In the entries that follow, find the word "their" and report each line it is on.
>> BEGIN
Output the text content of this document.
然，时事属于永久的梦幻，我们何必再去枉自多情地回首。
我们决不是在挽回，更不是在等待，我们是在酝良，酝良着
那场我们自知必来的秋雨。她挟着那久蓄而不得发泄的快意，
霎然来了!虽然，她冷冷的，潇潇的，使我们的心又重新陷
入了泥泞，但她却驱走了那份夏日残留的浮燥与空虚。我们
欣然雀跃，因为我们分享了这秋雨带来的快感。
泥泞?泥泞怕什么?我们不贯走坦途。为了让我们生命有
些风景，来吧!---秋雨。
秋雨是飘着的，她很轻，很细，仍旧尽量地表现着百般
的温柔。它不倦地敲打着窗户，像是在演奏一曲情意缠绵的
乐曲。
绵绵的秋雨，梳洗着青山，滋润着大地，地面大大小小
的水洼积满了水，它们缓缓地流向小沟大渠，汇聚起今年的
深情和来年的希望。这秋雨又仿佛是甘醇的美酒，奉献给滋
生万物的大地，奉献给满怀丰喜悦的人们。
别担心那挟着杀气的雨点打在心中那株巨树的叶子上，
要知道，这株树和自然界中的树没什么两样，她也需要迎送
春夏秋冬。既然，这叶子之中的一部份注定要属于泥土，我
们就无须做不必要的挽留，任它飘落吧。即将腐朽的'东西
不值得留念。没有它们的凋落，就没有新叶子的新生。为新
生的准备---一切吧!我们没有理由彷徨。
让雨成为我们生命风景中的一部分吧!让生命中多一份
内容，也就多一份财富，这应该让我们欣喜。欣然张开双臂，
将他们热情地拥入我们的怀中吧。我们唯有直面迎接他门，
>> END
>> BEGIN
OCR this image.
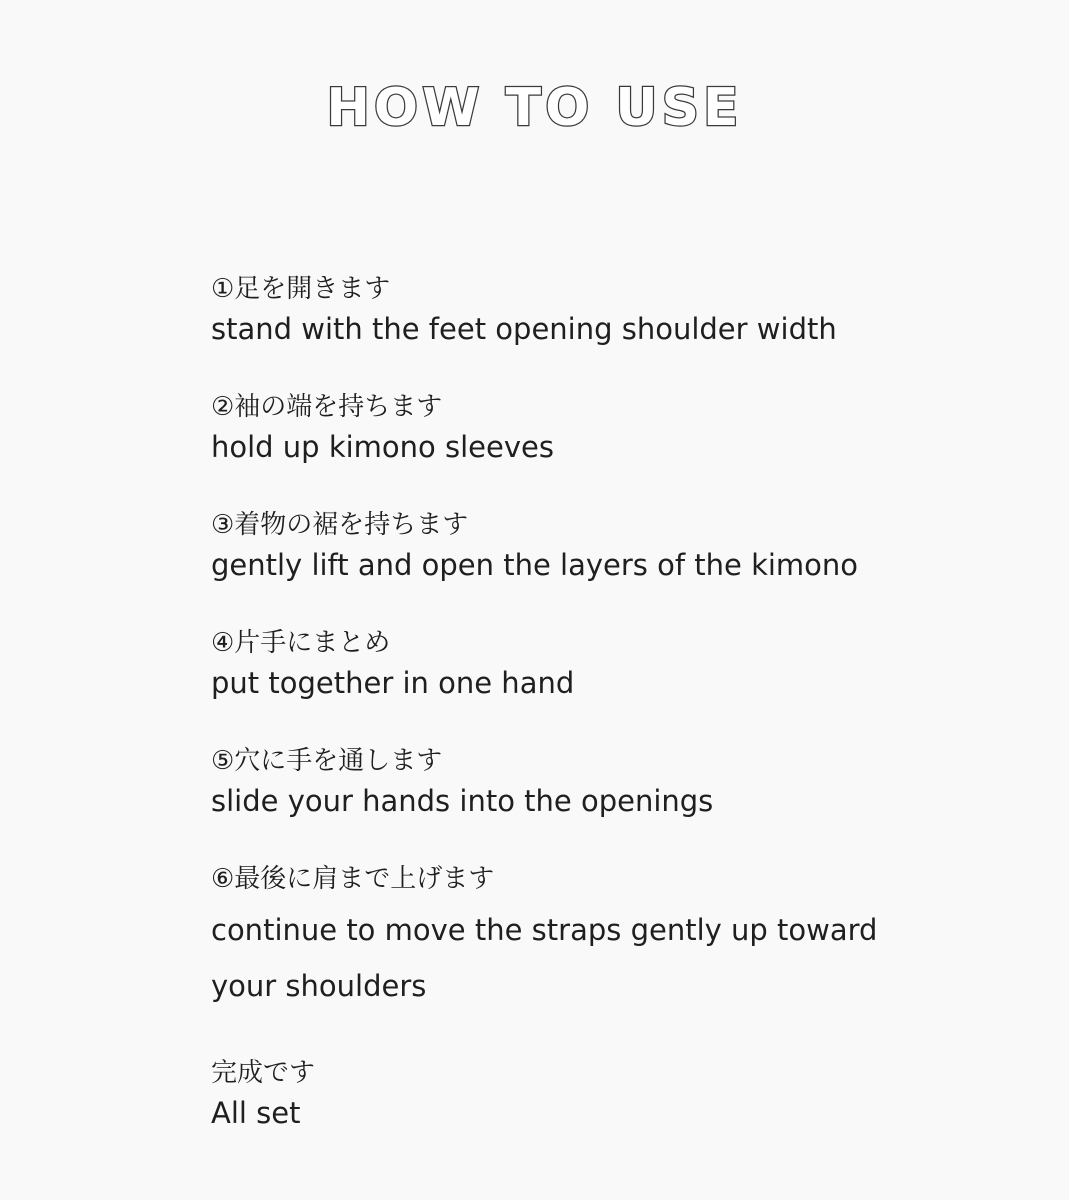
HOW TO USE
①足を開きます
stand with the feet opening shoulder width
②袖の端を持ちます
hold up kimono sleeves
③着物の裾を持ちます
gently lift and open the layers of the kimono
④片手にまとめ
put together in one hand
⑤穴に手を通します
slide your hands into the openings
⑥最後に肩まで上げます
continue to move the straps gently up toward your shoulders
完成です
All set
>> END
>> BEGIN
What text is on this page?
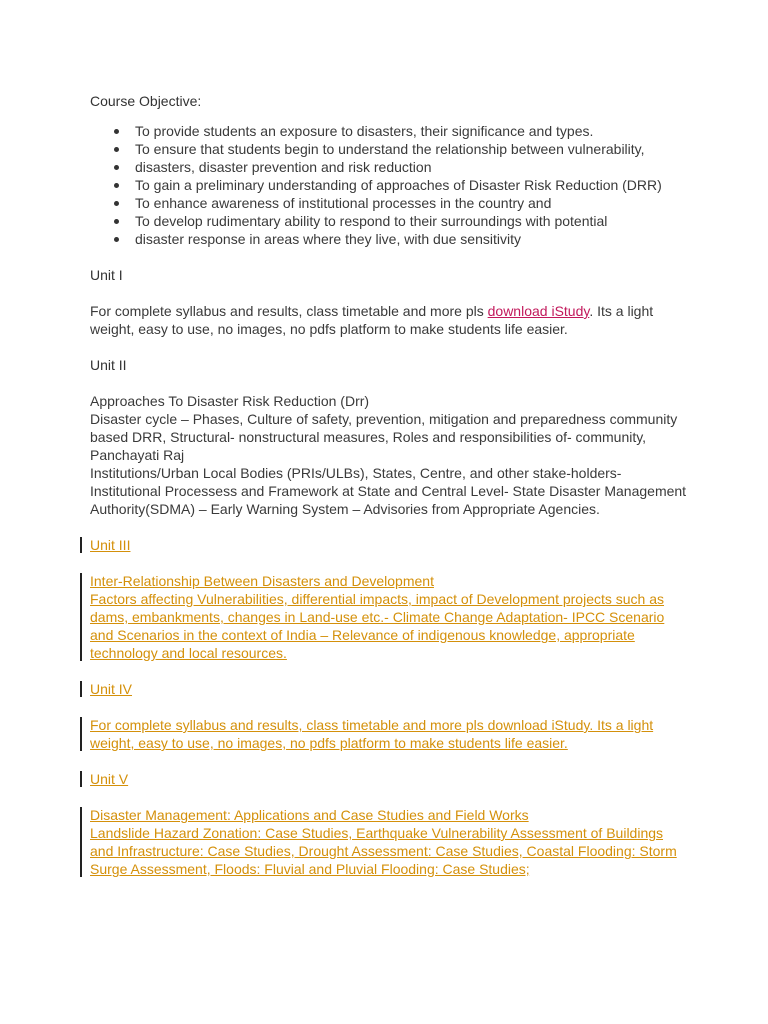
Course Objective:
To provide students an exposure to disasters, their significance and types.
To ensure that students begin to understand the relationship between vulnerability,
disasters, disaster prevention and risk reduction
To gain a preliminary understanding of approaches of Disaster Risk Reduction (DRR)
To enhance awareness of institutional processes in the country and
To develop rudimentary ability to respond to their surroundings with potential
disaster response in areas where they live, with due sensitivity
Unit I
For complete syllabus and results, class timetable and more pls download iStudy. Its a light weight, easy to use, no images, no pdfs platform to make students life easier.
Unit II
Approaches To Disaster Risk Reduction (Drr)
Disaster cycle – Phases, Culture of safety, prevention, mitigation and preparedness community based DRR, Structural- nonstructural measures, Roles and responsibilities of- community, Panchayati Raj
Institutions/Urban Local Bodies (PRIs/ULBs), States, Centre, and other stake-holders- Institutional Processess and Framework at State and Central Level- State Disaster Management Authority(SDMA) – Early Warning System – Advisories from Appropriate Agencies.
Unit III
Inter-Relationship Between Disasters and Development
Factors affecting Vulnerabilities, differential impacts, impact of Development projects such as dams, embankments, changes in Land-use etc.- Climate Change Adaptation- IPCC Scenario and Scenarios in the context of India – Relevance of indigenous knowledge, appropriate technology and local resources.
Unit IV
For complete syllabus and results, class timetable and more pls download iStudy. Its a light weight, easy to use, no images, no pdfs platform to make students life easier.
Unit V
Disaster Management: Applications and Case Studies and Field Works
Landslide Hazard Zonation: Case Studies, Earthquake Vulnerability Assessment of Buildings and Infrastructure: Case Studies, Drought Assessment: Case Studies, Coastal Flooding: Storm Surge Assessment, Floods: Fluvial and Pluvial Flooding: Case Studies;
>> END
**Solved problem:**
To provide students an exposure to disasters, their significance and types.
To develop rudimentary ability to respond to their surroundings with potential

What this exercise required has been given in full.